**AIM OF THE EXERCISE**
Output every line below without omitting or altering anything.

++++ DATA PROVIDED

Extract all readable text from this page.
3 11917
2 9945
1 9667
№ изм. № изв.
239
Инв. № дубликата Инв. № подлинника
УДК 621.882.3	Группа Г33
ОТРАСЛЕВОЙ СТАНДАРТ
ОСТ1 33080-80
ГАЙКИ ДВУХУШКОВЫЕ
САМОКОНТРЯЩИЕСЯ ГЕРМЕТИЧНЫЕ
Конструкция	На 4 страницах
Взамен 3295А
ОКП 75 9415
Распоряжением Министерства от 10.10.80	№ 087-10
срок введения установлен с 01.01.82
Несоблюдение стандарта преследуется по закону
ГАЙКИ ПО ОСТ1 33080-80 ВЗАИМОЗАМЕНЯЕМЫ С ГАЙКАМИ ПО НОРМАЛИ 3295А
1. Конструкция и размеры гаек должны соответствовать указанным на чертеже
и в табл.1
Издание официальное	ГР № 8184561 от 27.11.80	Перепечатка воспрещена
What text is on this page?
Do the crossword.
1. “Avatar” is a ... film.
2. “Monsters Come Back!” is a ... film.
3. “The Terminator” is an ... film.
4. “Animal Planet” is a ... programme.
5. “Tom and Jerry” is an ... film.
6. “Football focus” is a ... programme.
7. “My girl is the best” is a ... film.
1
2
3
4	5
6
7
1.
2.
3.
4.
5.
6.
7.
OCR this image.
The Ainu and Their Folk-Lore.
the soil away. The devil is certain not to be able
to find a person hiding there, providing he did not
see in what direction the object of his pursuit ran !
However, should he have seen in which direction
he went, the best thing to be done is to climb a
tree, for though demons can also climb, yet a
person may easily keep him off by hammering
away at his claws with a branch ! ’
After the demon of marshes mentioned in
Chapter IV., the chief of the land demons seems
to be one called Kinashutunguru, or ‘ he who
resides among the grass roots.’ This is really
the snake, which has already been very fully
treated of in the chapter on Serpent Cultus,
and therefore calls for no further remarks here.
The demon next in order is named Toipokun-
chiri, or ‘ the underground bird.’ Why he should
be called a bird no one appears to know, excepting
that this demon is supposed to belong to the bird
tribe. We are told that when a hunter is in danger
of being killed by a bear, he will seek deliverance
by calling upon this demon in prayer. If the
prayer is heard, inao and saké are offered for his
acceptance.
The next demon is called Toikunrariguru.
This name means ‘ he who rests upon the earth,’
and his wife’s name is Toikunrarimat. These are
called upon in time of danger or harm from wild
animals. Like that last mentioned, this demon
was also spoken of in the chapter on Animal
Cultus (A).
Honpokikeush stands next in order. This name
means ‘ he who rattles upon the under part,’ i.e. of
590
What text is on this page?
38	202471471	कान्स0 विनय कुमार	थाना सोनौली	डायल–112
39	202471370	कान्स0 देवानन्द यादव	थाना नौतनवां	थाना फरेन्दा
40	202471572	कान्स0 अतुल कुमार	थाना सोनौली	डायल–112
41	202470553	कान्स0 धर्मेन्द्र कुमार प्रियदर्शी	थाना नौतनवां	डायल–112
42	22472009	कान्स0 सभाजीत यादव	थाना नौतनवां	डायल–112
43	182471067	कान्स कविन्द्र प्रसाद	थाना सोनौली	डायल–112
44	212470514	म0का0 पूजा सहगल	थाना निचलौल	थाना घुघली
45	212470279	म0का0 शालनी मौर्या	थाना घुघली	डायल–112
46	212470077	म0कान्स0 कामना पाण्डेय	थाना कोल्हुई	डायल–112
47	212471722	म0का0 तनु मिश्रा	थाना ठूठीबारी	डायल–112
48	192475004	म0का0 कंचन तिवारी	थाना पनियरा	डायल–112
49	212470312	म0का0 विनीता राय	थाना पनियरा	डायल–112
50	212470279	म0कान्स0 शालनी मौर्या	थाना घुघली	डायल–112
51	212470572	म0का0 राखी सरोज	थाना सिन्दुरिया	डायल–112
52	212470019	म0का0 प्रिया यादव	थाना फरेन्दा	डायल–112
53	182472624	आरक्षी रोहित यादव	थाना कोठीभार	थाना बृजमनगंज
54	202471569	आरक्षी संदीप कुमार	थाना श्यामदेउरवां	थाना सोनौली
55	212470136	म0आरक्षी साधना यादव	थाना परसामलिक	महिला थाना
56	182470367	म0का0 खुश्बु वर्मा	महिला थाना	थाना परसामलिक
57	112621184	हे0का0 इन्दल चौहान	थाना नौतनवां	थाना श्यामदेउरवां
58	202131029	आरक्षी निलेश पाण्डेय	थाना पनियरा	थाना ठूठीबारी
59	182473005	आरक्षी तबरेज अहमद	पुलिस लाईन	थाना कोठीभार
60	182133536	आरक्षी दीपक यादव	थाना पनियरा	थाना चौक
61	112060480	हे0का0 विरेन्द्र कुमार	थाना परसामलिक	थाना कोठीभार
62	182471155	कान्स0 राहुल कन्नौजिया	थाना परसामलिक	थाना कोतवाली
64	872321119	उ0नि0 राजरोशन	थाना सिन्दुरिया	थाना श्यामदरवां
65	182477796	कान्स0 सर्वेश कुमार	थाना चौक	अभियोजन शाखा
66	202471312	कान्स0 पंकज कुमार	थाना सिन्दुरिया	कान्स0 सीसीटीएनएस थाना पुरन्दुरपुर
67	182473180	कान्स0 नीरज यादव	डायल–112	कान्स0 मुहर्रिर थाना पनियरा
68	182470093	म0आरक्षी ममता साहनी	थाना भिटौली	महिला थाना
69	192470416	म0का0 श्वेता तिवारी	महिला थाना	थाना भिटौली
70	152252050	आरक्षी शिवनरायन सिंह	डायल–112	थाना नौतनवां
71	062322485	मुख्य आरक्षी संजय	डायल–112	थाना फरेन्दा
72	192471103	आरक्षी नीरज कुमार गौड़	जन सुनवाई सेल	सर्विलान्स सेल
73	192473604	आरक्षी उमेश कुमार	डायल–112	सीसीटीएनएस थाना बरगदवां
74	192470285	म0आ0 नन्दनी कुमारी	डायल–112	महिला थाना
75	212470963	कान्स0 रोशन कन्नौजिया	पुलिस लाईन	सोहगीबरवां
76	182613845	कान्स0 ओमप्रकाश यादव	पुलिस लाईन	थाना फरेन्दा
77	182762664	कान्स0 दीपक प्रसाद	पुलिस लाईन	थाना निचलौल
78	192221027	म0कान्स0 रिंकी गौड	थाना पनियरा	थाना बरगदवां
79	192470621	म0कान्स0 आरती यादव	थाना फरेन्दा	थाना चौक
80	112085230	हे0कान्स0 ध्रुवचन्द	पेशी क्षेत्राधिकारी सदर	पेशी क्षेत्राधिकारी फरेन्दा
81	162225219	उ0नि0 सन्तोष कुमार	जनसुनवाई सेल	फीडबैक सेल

++++++++

**ANSWER TO THIS PROBLEM**
Extract all readable text from this page.
3 11917
2 9945
1 9667
№ изм. № изв.
239
Инв. № дубликата Инв. № подлинника
УДК 621.882.3	Группа Г33
ОТРАСЛЕВОЙ СТАНДАРТ
ОСТ1 33080-80
ГАЙКИ ДВУХУШКОВЫЕ
САМОКОНТРЯЩИЕСЯ ГЕРМЕТИЧНЫЕ
Конструкция	На 4 страницах
Взамен 3295А
ОКП 75 9415
Распоряжением Министерства от 10.10.80	№ 087-10
срок введения установлен с 01.01.82
Несоблюдение стандарта преследуется по закону
ГАЙКИ ПО ОСТ1 33080-80 ВЗАИМОЗАМЕНЯЕМЫ С ГАЙКАМИ ПО НОРМАЛИ 3295А
1. Конструкция и размеры гаек должны соответствовать указанным на чертеже
и в табл.1
Издание официальное	ГР № 8184561 от 27.11.80	Перепечатка воспрещена
What text is on this page?
Do the crossword.
1. “Avatar” is a ... film.
2. “Monsters Come Back!” is a ... film.
3. “The Terminator” is an ... film.
4. “Animal Planet” is a ... programme.
5. “Tom and Jerry” is an ... film.
6. “Football focus” is a ... programme.
7. “My girl is the best” is a ... film.
1
2
3
4	5
6
7
1.
2.
3.
4.
5.
6.
7.
OCR this image.
The Ainu and Their Folk-Lore.
the soil away. The devil is certain not to be able
to find a person hiding there, providing he did not
see in what direction the object of his pursuit ran !
However, should he have seen in which direction
he went, the best thing to be done is to climb a
tree, for though demons can also climb, yet a
person may easily keep him off by hammering
away at his claws with a branch ! ’
After the demon of marshes mentioned in
Chapter IV., the chief of the land demons seems
to be one called Kinashutunguru, or ‘ he who
resides among the grass roots.’ This is really
the snake, which has already been very fully
treated of in the chapter on Serpent Cultus,
and therefore calls for no further remarks here.
The demon next in order is named Toipokun-
chiri, or ‘ the underground bird.’ Why he should
be called a bird no one appears to know, excepting
that this demon is supposed to belong to the bird
tribe. We are told that when a hunter is in danger
of being killed by a bear, he will seek deliverance
by calling upon this demon in prayer. If the
prayer is heard, inao and saké are offered for his
acceptance.
The next demon is called Toikunrariguru.
This name means ‘ he who rests upon the earth,’
and his wife’s name is Toikunrarimat. These are
called upon in time of danger or harm from wild
animals. Like that last mentioned, this demon
was also spoken of in the chapter on Animal
Cultus (A).
Honpokikeush stands next in order. This name
means ‘ he who rattles upon the under part,’ i.e. of
590
What text is on this page?
38	202471471	कान्स0 विनय कुमार	थाना सोनौली	डायल–112
39	202471370	कान्स0 देवानन्द यादव	थाना नौतनवां	थाना फरेन्दा
40	202471572	कान्स0 अतुल कुमार	थाना सोनौली	डायल–112
41	202470553	कान्स0 धर्मेन्द्र कुमार प्रियदर्शी	थाना नौतनवां	डायल–112
42	22472009	कान्स0 सभाजीत यादव	थाना नौतनवां	डायल–112
43	182471067	कान्स कविन्द्र प्रसाद	थाना सोनौली	डायल–112
44	212470514	म0का0 पूजा सहगल	थाना निचलौल	थाना घुघली
45	212470279	म0का0 शालनी मौर्या	थाना घुघली	डायल–112
46	212470077	म0कान्स0 कामना पाण्डेय	थाना कोल्हुई	डायल–112
47	212471722	म0का0 तनु मिश्रा	थाना ठूठीबारी	डायल–112
48	192475004	म0का0 कंचन तिवारी	थाना पनियरा	डायल–112
49	212470312	म0का0 विनीता राय	थाना पनियरा	डायल–112
50	212470279	म0कान्स0 शालनी मौर्या	थाना घुघली	डायल–112
51	212470572	म0का0 राखी सरोज	थाना सिन्दुरिया	डायल–112
52	212470019	म0का0 प्रिया यादव	थाना फरेन्दा	डायल–112
53	182472624	आरक्षी रोहित यादव	थाना कोठीभार	थाना बृजमनगंज
54	202471569	आरक्षी संदीप कुमार	थाना श्यामदेउरवां	थाना सोनौली
55	212470136	म0आरक्षी साधना यादव	थाना परसामलिक	महिला थाना
56	182470367	म0का0 खुश्बु वर्मा	महिला थाना	थाना परसामलिक
57	112621184	हे0का0 इन्दल चौहान	थाना नौतनवां	थाना श्यामदेउरवां
58	202131029	आरक्षी निलेश पाण्डेय	थाना पनियरा	थाना ठूठीबारी
59	182473005	आरक्षी तबरेज अहमद	पुलिस लाईन	थाना कोठीभार
60	182133536	आरक्षी दीपक यादव	थाना पनियरा	थाना चौक
61	112060480	हे0का0 विरेन्द्र कुमार	थाना परसामलिक	थाना कोठीभार
62	182471155	कान्स0 राहुल कन्नौजिया	थाना परसामलिक	थाना कोतवाली
64	872321119	उ0नि0 राजरोशन	थाना सिन्दुरिया	थाना श्यामदरवां
65	182477796	कान्स0 सर्वेश कुमार	थाना चौक	अभियोजन शाखा
66	202471312	कान्स0 पंकज कुमार	थाना सिन्दुरिया	कान्स0 सीसीटीएनएस थाना पुरन्दुरपुर
67	182473180	कान्स0 नीरज यादव	डायल–112	कान्स0 मुहर्रिर थाना पनियरा
68	182470093	म0आरक्षी ममता साहनी	थाना भिटौली	महिला थाना
69	192470416	म0का0 श्वेता तिवारी	महिला थाना	थाना भिटौली
70	152252050	आरक्षी शिवनरायन सिंह	डायल–112	थाना नौतनवां
71	062322485	मुख्य आरक्षी संजय	डायल–112	थाना फरेन्दा
72	192471103	आरक्षी नीरज कुमार गौड़	जन सुनवाई सेल	सर्विलान्स सेल
73	192473604	आरक्षी उमेश कुमार	डायल–112	सीसीटीएनएस थाना बरगदवां
74	192470285	म0आ0 नन्दनी कुमारी	डायल–112	महिला थाना
75	212470963	कान्स0 रोशन कन्नौजिया	पुलिस लाईन	सोहगीबरवां
76	182613845	कान्स0 ओमप्रकाश यादव	पुलिस लाईन	थाना फरेन्दा
77	182762664	कान्स0 दीपक प्रसाद	पुलिस लाईन	थाना निचलौल
78	192221027	म0कान्स0 रिंकी गौड	थाना पनियरा	थाना बरगदवां
79	192470621	म0कान्स0 आरती यादव	थाना फरेन्दा	थाना चौक
80	112085230	हे0कान्स0 ध्रुवचन्द	पेशी क्षेत्राधिकारी सदर	पेशी क्षेत्राधिकारी फरेन्दा
81	162225219	उ0नि0 सन्तोष कुमार	जनसुनवाई सेल	फीडबैक सेल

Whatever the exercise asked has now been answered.